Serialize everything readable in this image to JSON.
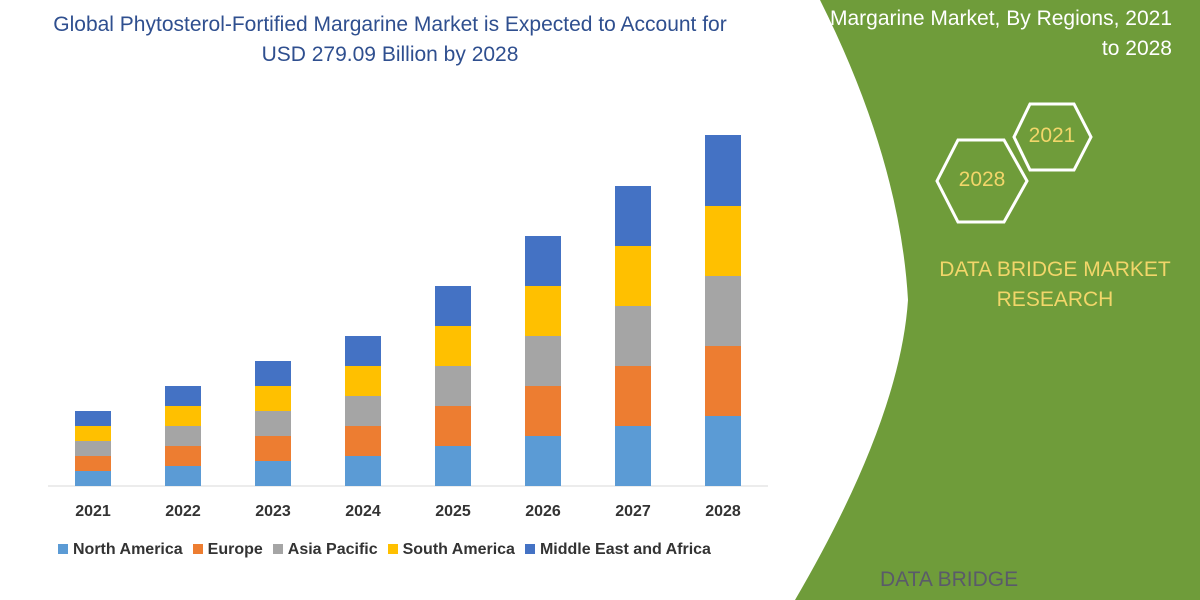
{
  "chart_data": {
    "type": "bar",
    "stacked": true,
    "title": "Global Phytosterol-Fortified Margarine Market is Expected to Account for USD 279.09 Billion by 2028",
    "categories": [
      "2021",
      "2022",
      "2023",
      "2024",
      "2025",
      "2026",
      "2027",
      "2028"
    ],
    "series": [
      {
        "name": "North America",
        "color": "#5b9bd5",
        "values": [
          15,
          20,
          25,
          30,
          40,
          50,
          60,
          70
        ]
      },
      {
        "name": "Europe",
        "color": "#ed7d31",
        "values": [
          15,
          20,
          25,
          30,
          40,
          50,
          60,
          70
        ]
      },
      {
        "name": "Asia Pacific",
        "color": "#a5a5a5",
        "values": [
          15,
          20,
          25,
          30,
          40,
          50,
          60,
          70
        ]
      },
      {
        "name": "South America",
        "color": "#ffc000",
        "values": [
          15,
          20,
          25,
          30,
          40,
          50,
          60,
          70
        ]
      },
      {
        "name": "Middle East and Africa",
        "color": "#4472c4",
        "values": [
          15,
          20,
          25,
          30,
          40,
          50,
          60,
          71
        ]
      }
    ],
    "legend": "bottom",
    "grid": false
  },
  "side": {
    "title": "Margarine Market, By Regions, 2021 to 2028",
    "hex1": "2021",
    "hex2": "2028",
    "brand": "DATA BRIDGE MARKET RESEARCH",
    "logo": "DATA BRIDGE"
  },
  "colors": {
    "panel": "#6f9c3a",
    "accent": "#f2d66a",
    "title": "#2f4f8f"
  }
}
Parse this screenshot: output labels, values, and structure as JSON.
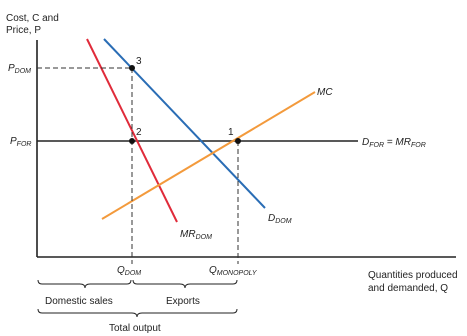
{
  "axes": {
    "y_label_line1": "Cost, C and",
    "y_label_line2": "Price, P",
    "x_label_line1": "Quantities produced",
    "x_label_line2": "and demanded, Q"
  },
  "ticks": {
    "p_dom_main": "P",
    "p_dom_sub": "DOM",
    "p_for_main": "P",
    "p_for_sub": "FOR",
    "q_dom_main": "Q",
    "q_dom_sub": "DOM",
    "q_mono_main": "Q",
    "q_mono_sub": "MONOPOLY"
  },
  "curves": {
    "mc": "MC",
    "d_dom_main": "D",
    "d_dom_sub": "DOM",
    "mr_dom_main": "MR",
    "mr_dom_sub": "DOM",
    "d_for_main": "D",
    "d_for_sub": "FOR",
    "d_for_equals": " = MR",
    "mr_for_sub": "FOR"
  },
  "points": {
    "p1": "1",
    "p2": "2",
    "p3": "3"
  },
  "braces": {
    "domestic_sales": "Domestic sales",
    "exports": "Exports",
    "total_output": "Total output"
  },
  "colors": {
    "axis": "#222222",
    "d_dom": "#2a6db5",
    "mr_dom": "#e02b3a",
    "mc": "#f39a3c",
    "d_for": "#222222",
    "dashed": "#333333",
    "point": "#111111"
  }
}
++++
DESCRIPTION OF THE TASK: Track down every line holding the string "name" and copy it.

CORRECT RESULT:
        "name": "North America",
        "name": "Europe",
        "name": "Asia Pacific",
        "name": "South America",
        "name": "Middle East and Africa",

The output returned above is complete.